Records for the exercise
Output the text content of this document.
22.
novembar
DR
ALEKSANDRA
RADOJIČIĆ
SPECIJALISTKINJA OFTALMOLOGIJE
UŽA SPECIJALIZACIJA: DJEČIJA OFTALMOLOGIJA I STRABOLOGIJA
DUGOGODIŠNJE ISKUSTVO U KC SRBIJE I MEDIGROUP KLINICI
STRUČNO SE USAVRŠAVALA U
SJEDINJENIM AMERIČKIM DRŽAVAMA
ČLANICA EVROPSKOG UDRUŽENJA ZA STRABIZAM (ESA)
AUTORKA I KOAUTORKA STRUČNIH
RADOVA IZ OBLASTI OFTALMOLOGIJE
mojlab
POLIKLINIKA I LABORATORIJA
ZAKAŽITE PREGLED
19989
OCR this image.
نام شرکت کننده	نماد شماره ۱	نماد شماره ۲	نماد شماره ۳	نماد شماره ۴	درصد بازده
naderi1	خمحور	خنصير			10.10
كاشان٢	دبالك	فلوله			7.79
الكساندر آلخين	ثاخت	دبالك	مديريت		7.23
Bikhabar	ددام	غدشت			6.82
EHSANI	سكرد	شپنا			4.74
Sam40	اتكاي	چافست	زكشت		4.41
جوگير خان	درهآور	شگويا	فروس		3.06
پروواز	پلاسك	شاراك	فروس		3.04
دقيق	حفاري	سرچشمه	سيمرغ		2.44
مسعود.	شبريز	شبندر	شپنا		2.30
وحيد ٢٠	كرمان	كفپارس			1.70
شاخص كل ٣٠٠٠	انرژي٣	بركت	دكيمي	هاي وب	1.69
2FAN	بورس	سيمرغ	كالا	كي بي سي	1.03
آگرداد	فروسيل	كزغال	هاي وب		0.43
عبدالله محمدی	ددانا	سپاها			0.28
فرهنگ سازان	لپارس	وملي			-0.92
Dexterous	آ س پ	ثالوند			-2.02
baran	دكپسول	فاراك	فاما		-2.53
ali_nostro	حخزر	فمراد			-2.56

What you need to do
Look through the listing and extract every line with "شپنا" in it.

Response to this exercise
EHSANI	سكرد	شپنا			4.74
مسعود.	شبريز	شبندر	شپنا		2.30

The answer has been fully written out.